EXERCISE DESCRIPTION: Note each line of the listing that contains the string "则水表计量变慢", and copy it.

___ MATERIAL FOR THE TASK ___

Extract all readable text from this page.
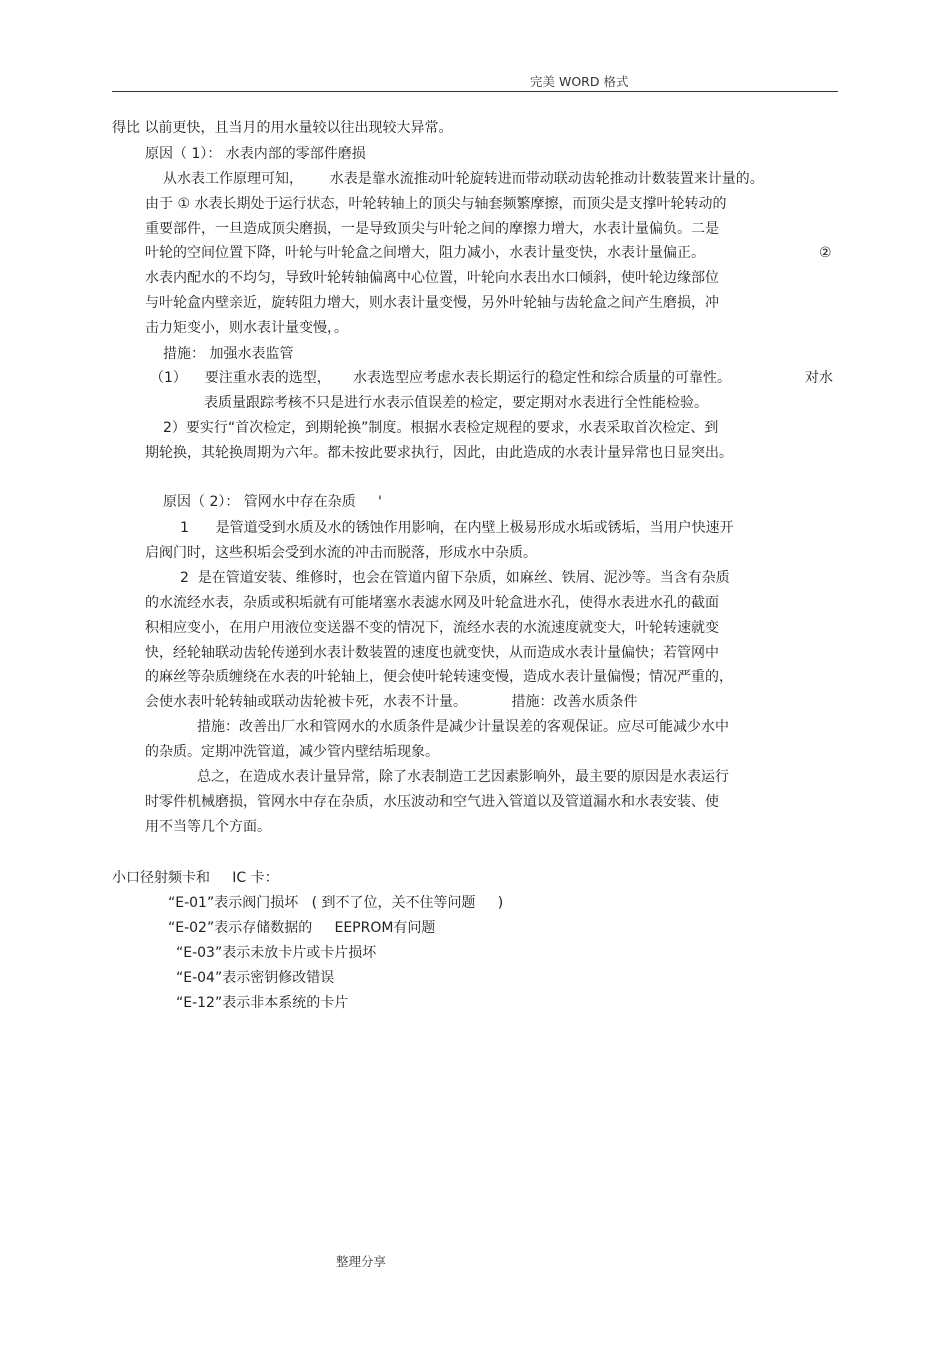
完美 WORD 格式
得比 以前更快，且当月的用水量较以往出现较大异常。
原因（ 1）： 水表内部的零部件磨损
从水表工作原理可知，      水表是靠水流推动叶轮旋转进而带动联动齿轮推动计数装置来计量的。
由于 ① 水表长期处于运行状态，叶轮转轴上的顶尖与轴套频繁摩擦，而顶尖是支撑叶轮转动的
重要部件，一旦造成顶尖磨损，一是导致顶尖与叶轮之间的摩擦力增大，水表计量偏负。二是
叶轮的空间位置下降，叶轮与叶轮盒之间增大，阻力减小，水表计量变快，水表计量偏正。	②
水表内配水的不均匀，导致叶轮转轴偏离中心位置，叶轮向水表出水口倾斜，使叶轮边缘部位
与叶轮盒内壁亲近，旋转阻力增大，则水表计量变慢，另外叶轮轴与齿轮盒之间产生磨损，冲
击力矩变小，则水表计量变慢，。
措施： 加强水表监管
（1）    要注重水表的选型，     水表选型应考虑水表长期运行的稳定性和综合质量的可靠性。	对水
表质量跟踪考核不只是进行水表示值误差的检定，要定期对水表进行全性能检验。
2）要实行“首次检定，到期轮换”制度。根据水表检定规程的要求，水表采取首次检定、到
期轮换，其轮换周期为六年。都未按此要求执行，因此，由此造成的水表计量异常也日显突出。
原因（ 2）： 管网水中存在杂质     '
1      是管道受到水质及水的锈蚀作用影响，在内壁上极易形成水垢或锈垢，当用户快速开
启阀门时，这些积垢会受到水流的冲击而脱落，形成水中杂质。
2  是在管道安装、维修时，也会在管道内留下杂质，如麻丝、铁屑、泥沙等。当含有杂质
的水流经水表，杂质或积垢就有可能堵塞水表滤水网及叶轮盒进水孔，使得水表进水孔的截面
积相应变小，在用户用液位变送器不变的情况下，流经水表的水流速度就变大，叶轮转速就变
快，经轮轴联动齿轮传递到水表计数装置的速度也就变快，从而造成水表计量偏快；若管网中
的麻丝等杂质缠绕在水表的叶轮轴上，便会使叶轮转速变慢，造成水表计量偏慢；情况严重的，
会使水表叶轮转轴或联动齿轮被卡死，水表不计量。          措施：改善水质条件
措施：改善出厂水和管网水的水质条件是减少计量误差的客观保证。应尽可能减少水中
的杂质。定期冲洗管道，减少管内壁结垢现象。
总之，在造成水表计量异常，除了水表制造工艺因素影响外，最主要的原因是水表运行
时零件机械磨损，管网水中存在杂质，水压波动和空气进入管道以及管道漏水和水表安装、使
用不当等几个方面。
小口径射频卡和     IC 卡：
“E-01”表示阀门损坏   ( 到不了位，关不住等问题     )
“E-02”表示存储数据的     EEPROM有问题
“E-03”表示未放卡片或卡片损坏
“E-04”表示密钥修改错误
“E-12”表示非本系统的卡片
整理分享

___

TASK SOLUTION:
与叶轮盒内壁亲近，旋转阻力增大，则水表计量变慢，另外叶轮轴与齿轮盒之间产生磨损，冲
击力矩变小，则水表计量变慢，。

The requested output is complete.